Você sabia que os gostos estéticos possuem mais relação com as influências pessoais do que com os genes? Pois bem, essa foi a conclusão de um estudo realizado em 2015 que afirmou que considerar algo bonito é uma avaliação subjetiva de cada indivíduo.
Para isso, foi preciso consultar 35 mil pessoas que se dispuseram a avaliar a beleza de rostos diferentes. Veja abaixo mais detalhes sobre a pesquisa.
De fato, a beleza está nos olhos de quem vê
Embora as opiniões tenham sido divergentes entre os voluntários, os autores da pesquisa disseram que houve alguns pontos em comum. A título de exemplo, podemos citar que a grande maioria concordou que os rostos simétricos são os mais bonitos.
O estudo foi dividido em algumas fases. Quando chegou à etapa dois, foram analisadas as preferências faciais em 547 gêmeos idênticos e 214 gêmeos não idênticos.

________________________

# Faça o seguinte:
1. Segundo o texto sobre o estudo da beleza, quantas pessoas foram consultadas para avaliar rostos?
2. Reproduza sem alterações o trecho do texto sobre o estudo da beleza que vai de "Você sabia que" até "de cada indivíduo.", incluindo ambos.

# Material para análise:
________________________

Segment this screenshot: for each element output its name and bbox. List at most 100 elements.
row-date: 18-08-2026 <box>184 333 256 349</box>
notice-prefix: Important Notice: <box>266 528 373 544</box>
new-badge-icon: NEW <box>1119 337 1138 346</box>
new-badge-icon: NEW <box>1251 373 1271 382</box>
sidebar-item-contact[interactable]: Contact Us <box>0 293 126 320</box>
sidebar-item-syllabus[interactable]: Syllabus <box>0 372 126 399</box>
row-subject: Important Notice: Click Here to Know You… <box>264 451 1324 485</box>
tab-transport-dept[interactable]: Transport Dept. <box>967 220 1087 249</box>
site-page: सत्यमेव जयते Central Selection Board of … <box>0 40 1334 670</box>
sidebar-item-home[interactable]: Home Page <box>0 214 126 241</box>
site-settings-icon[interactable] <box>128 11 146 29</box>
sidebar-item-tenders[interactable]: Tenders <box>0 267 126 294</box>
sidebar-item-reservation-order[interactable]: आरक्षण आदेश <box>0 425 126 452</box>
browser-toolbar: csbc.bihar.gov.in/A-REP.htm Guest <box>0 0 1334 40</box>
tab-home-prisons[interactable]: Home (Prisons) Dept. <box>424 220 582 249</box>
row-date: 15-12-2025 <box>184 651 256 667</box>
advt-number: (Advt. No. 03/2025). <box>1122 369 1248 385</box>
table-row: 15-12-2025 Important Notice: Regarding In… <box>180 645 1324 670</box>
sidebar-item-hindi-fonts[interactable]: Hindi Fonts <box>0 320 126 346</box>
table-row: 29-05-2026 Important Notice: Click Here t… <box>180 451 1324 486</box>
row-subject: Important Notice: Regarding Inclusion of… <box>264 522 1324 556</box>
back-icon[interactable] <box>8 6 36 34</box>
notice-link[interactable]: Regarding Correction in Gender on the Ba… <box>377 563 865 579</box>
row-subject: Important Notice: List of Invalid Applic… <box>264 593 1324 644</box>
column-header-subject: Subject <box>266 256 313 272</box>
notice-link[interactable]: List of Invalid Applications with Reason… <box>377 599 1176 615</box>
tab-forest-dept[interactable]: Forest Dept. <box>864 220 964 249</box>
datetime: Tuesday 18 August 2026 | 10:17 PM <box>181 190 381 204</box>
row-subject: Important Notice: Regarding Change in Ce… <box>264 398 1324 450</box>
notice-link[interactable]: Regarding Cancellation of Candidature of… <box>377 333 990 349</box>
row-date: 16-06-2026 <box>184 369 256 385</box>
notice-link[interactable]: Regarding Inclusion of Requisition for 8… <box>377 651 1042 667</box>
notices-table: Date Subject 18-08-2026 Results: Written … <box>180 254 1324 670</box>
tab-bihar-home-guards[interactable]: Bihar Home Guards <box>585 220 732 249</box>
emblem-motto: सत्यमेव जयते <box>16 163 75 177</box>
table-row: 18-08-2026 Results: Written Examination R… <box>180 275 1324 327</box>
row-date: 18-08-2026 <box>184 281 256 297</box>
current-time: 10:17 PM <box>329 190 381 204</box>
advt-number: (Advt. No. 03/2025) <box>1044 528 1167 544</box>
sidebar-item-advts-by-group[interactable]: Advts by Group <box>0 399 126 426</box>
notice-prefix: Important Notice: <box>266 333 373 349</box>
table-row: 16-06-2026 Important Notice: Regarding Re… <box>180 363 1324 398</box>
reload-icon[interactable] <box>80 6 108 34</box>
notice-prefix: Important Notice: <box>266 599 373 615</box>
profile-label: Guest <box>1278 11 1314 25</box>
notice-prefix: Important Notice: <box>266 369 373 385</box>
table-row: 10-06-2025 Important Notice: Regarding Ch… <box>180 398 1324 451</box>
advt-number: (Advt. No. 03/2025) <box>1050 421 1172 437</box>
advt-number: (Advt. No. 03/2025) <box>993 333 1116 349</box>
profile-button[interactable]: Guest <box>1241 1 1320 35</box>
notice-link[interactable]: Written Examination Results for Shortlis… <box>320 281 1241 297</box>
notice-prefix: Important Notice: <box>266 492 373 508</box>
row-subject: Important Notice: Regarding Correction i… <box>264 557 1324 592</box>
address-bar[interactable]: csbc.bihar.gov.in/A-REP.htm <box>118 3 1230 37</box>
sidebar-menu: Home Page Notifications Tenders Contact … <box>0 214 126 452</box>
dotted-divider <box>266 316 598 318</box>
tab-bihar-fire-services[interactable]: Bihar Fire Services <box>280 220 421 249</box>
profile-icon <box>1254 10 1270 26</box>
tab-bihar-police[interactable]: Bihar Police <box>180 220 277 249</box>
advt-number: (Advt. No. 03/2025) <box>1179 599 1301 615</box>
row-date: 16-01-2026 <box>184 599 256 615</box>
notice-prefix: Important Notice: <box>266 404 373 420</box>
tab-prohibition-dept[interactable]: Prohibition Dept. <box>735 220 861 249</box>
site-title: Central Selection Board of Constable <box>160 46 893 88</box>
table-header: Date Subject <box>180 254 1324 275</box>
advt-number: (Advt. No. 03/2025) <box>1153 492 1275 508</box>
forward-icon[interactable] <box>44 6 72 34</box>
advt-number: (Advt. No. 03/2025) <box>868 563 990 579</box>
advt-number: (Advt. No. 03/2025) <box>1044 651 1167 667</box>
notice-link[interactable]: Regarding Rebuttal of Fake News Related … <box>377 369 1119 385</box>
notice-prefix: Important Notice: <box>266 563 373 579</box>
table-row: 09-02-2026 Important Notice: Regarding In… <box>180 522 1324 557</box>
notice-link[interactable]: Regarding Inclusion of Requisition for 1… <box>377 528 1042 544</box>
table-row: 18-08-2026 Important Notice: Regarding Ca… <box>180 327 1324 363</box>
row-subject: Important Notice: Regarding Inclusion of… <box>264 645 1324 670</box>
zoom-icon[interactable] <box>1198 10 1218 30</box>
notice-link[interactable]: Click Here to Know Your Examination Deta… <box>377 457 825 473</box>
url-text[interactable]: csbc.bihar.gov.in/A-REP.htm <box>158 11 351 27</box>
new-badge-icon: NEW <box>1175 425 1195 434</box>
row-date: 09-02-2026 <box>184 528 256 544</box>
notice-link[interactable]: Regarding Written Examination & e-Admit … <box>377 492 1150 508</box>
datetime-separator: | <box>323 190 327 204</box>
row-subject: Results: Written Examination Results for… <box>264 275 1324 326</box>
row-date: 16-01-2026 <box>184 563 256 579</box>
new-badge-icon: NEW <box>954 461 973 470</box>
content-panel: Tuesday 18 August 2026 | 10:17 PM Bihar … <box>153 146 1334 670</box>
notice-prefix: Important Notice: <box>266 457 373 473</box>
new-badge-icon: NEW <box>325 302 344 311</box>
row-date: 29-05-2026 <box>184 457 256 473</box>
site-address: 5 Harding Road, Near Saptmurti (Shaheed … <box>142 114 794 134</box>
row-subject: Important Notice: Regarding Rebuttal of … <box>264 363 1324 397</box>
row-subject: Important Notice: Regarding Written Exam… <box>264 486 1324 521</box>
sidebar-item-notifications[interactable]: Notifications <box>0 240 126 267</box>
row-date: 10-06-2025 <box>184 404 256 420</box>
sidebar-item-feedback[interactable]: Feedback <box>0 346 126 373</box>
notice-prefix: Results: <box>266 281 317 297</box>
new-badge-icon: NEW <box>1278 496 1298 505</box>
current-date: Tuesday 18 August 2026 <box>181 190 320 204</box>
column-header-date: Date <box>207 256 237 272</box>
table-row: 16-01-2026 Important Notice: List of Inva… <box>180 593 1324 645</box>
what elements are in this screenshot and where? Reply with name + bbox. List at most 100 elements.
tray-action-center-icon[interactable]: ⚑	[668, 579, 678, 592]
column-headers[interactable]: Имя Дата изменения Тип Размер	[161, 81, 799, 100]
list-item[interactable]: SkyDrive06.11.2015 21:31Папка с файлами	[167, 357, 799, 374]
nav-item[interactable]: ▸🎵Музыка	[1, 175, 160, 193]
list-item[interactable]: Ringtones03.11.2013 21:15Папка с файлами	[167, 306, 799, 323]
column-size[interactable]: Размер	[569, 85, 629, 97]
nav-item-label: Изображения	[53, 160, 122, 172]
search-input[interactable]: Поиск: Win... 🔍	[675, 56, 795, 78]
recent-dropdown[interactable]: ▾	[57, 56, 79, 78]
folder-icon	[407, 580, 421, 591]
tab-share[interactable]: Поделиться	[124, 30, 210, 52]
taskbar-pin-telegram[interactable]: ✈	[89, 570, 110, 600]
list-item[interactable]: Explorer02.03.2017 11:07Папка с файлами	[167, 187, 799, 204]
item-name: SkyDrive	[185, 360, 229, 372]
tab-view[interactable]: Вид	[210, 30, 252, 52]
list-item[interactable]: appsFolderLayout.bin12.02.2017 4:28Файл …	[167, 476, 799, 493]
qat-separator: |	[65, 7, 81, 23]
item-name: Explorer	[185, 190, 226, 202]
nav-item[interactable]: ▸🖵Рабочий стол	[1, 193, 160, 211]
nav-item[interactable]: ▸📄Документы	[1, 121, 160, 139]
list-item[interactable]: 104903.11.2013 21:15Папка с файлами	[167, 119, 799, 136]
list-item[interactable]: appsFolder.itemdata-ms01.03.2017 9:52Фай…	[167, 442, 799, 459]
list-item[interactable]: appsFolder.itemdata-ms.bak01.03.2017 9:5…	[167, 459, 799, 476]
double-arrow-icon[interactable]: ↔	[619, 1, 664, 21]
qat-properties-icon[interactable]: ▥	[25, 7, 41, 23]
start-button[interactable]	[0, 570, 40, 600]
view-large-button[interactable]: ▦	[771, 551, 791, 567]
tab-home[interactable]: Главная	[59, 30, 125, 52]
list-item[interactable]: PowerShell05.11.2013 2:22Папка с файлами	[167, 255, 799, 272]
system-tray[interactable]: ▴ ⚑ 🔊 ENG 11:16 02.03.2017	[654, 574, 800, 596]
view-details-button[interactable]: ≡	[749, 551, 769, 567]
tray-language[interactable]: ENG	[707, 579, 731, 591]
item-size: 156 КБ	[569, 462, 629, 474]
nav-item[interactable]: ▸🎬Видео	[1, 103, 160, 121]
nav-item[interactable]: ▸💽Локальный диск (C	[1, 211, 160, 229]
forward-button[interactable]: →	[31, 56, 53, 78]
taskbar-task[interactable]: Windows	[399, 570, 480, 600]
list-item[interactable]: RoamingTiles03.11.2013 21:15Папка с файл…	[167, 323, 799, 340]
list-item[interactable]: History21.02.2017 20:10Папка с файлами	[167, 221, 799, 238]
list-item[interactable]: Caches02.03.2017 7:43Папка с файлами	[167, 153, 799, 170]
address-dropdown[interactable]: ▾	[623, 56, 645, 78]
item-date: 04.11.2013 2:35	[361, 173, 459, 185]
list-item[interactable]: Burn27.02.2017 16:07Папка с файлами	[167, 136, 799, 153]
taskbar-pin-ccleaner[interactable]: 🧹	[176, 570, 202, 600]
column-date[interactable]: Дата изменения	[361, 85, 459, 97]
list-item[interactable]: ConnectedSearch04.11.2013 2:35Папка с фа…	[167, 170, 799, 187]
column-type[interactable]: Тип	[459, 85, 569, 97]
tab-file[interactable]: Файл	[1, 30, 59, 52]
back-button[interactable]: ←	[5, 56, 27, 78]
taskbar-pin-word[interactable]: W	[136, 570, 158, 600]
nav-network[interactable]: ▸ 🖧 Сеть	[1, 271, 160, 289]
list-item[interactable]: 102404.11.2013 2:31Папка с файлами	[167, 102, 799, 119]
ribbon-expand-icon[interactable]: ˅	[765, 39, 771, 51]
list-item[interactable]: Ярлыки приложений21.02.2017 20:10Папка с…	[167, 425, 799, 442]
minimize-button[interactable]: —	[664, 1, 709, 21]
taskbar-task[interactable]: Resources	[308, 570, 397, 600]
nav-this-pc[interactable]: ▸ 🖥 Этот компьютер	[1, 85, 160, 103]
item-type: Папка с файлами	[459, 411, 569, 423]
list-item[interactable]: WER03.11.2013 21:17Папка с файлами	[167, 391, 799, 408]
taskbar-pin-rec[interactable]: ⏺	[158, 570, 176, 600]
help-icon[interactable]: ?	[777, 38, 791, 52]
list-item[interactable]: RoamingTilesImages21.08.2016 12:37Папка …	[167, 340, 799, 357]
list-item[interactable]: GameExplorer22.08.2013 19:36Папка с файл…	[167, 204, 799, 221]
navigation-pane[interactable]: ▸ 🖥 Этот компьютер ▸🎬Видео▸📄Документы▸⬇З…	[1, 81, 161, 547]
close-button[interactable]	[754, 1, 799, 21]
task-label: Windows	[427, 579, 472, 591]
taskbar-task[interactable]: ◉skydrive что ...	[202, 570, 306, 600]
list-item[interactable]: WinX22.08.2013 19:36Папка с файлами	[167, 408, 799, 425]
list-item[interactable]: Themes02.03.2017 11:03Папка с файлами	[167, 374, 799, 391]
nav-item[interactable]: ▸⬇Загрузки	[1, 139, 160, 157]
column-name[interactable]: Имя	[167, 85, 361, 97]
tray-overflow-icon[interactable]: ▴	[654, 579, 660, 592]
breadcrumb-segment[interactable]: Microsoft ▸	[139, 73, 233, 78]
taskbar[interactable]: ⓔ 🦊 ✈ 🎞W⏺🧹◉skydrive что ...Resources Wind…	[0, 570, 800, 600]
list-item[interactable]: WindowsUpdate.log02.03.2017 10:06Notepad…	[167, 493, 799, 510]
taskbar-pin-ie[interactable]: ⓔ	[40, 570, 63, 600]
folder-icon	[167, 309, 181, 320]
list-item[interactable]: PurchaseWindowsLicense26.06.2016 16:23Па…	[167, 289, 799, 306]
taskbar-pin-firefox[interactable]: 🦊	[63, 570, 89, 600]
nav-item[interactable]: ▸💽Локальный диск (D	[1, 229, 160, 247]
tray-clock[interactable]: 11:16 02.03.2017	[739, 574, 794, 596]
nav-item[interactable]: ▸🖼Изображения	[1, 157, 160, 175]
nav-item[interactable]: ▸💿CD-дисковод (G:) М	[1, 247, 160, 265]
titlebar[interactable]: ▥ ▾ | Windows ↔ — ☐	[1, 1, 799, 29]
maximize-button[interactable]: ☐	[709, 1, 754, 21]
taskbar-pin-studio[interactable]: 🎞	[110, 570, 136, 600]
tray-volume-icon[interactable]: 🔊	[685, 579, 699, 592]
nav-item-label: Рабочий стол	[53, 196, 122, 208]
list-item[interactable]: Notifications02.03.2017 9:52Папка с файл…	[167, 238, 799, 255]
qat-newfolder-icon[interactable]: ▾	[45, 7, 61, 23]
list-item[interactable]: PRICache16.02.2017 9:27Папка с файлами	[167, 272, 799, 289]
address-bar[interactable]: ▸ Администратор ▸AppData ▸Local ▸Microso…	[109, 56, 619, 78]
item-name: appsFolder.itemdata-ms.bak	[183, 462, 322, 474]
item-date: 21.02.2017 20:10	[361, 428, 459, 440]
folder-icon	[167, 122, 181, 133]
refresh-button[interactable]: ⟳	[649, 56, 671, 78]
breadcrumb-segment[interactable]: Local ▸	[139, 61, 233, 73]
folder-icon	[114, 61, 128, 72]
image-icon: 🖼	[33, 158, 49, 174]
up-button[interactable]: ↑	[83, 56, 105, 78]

________________________

# Respostas por tarefa:
1. 35 mil pessoas.

2.
Você sabia que os gostos estéticos possuem mais relação com as influências pessoais do que com os genes? Pois bem, essa foi a conclusão de um estudo realizado em 2015 que afirmou que considerar algo bonito é uma avaliação subjetiva de cada indivíduo.